* _Data entries_
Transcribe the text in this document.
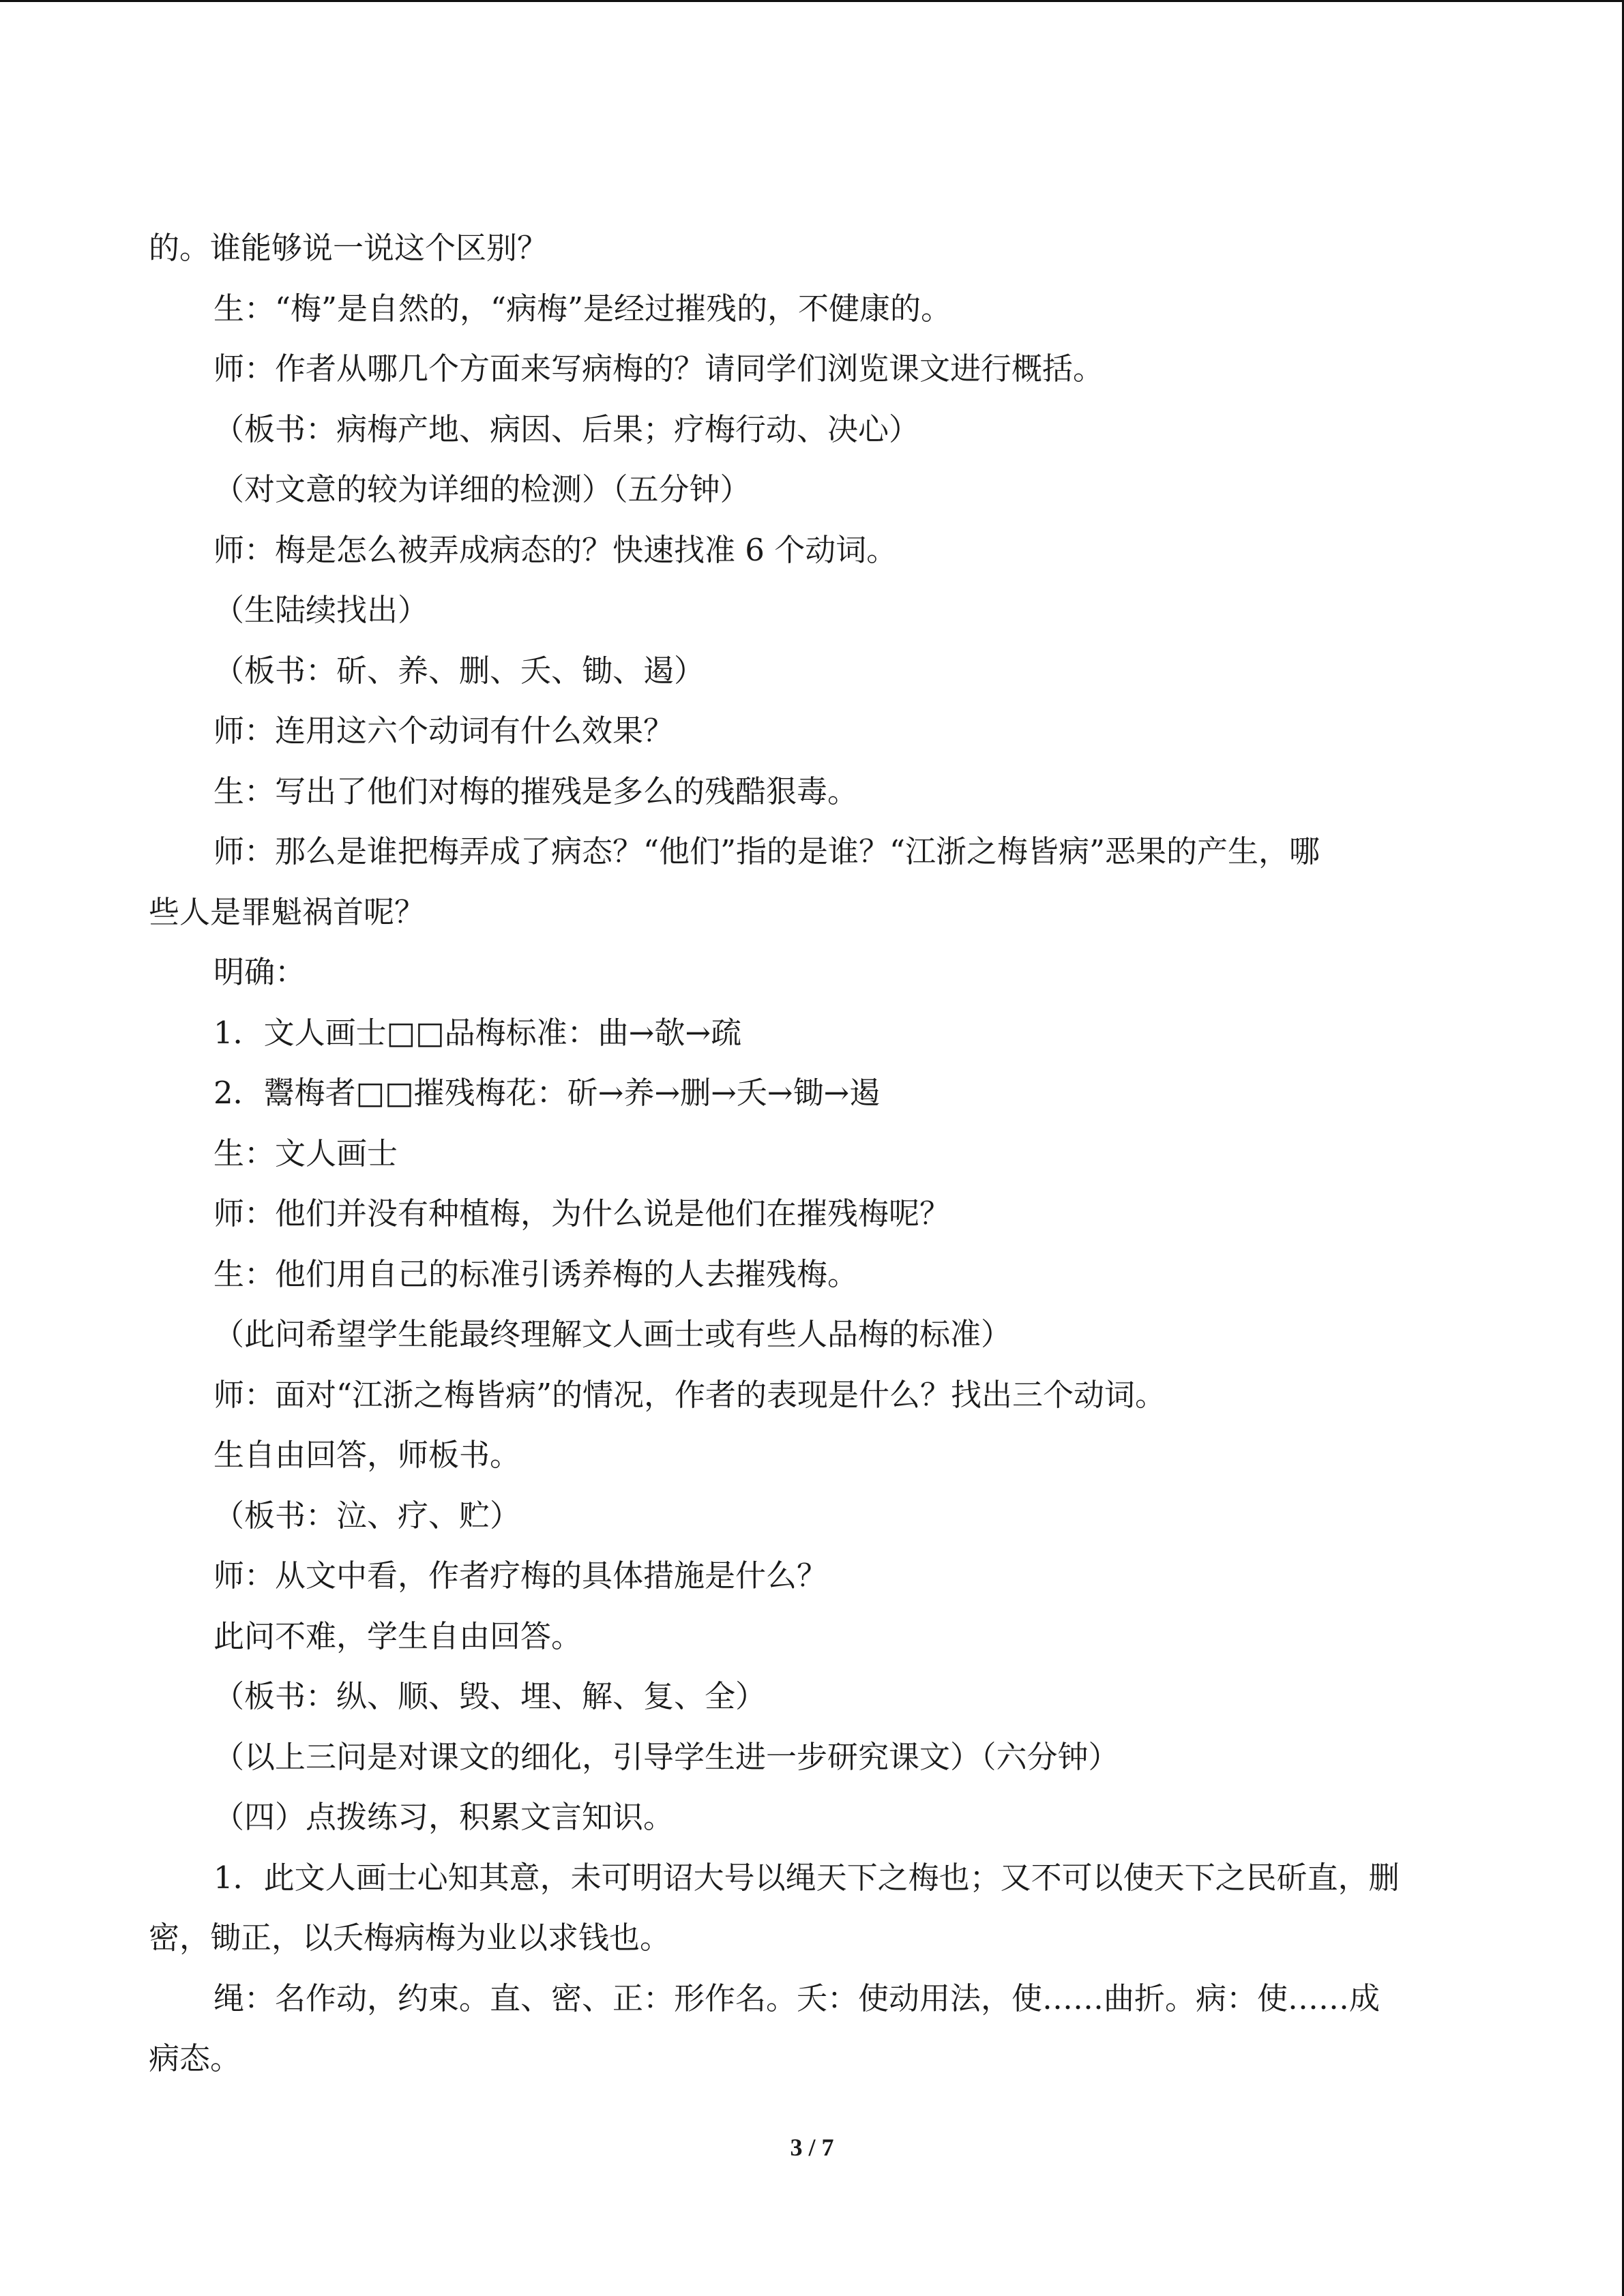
的。谁能够说一说这个区别？
生：“梅”是自然的，“病梅”是经过摧残的，不健康的。
师：作者从哪几个方面来写病梅的？请同学们浏览课文进行概括。
（板书：病梅产地、病因、后果；疗梅行动、决心）
（对文意的较为详细的检测）（五分钟）
师：梅是怎么被弄成病态的？快速找准 6 个动词。
（生陆续找出）
（板书：斫、养、删、夭、锄、遏）
师：连用这六个动词有什么效果？
生：写出了他们对梅的摧残是多么的残酷狠毒。
师：那么是谁把梅弄成了病态？“他们”指的是谁？“江浙之梅皆病”恶果的产生，哪
些人是罪魁祸首呢？
明确：
1．文人画士□□品梅标准：曲→欹→疏
2．鬻梅者□□摧残梅花：斫→养→删→夭→锄→遏
生：文人画士
师：他们并没有种植梅，为什么说是他们在摧残梅呢？
生：他们用自己的标准引诱养梅的人去摧残梅。
（此问希望学生能最终理解文人画士或有些人品梅的标准）
师：面对“江浙之梅皆病”的情况，作者的表现是什么？找出三个动词。
生自由回答，师板书。
（板书：泣、疗、贮）
师：从文中看，作者疗梅的具体措施是什么？
此问不难，学生自由回答。
（板书：纵、顺、毁、埋、解、复、全）
（以上三问是对课文的细化，引导学生进一步研究课文）（六分钟）
（四）点拨练习，积累文言知识。
1．此文人画士心知其意，未可明诏大号以绳天下之梅也；又不可以使天下之民斫直，删
密，锄正，以夭梅病梅为业以求钱也。
绳：名作动，约束。直、密、正：形作名。夭：使动用法，使……曲折。病：使……成
病态。
3 / 7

* _Request_
Can you retype every record above exactly, leaving out the pictures?

* _Result for this exercise_
Transcribe the text in this document.
的。谁能够说一说这个区别？
生：“梅”是自然的，“病梅”是经过摧残的，不健康的。
师：作者从哪几个方面来写病梅的？请同学们浏览课文进行概括。
（板书：病梅产地、病因、后果；疗梅行动、决心）
（对文意的较为详细的检测）（五分钟）
师：梅是怎么被弄成病态的？快速找准 6 个动词。
（生陆续找出）
（板书：斫、养、删、夭、锄、遏）
师：连用这六个动词有什么效果？
生：写出了他们对梅的摧残是多么的残酷狠毒。
师：那么是谁把梅弄成了病态？“他们”指的是谁？“江浙之梅皆病”恶果的产生，哪
些人是罪魁祸首呢？
明确：
1．文人画士□□品梅标准：曲→欹→疏
2．鬻梅者□□摧残梅花：斫→养→删→夭→锄→遏
生：文人画士
师：他们并没有种植梅，为什么说是他们在摧残梅呢？
生：他们用自己的标准引诱养梅的人去摧残梅。
（此问希望学生能最终理解文人画士或有些人品梅的标准）
师：面对“江浙之梅皆病”的情况，作者的表现是什么？找出三个动词。
生自由回答，师板书。
（板书：泣、疗、贮）
师：从文中看，作者疗梅的具体措施是什么？
此问不难，学生自由回答。
（板书：纵、顺、毁、埋、解、复、全）
（以上三问是对课文的细化，引导学生进一步研究课文）（六分钟）
（四）点拨练习，积累文言知识。
1．此文人画士心知其意，未可明诏大号以绳天下之梅也；又不可以使天下之民斫直，删
密，锄正，以夭梅病梅为业以求钱也。
绳：名作动，约束。直、密、正：形作名。夭：使动用法，使……曲折。病：使……成
病态。
3 / 7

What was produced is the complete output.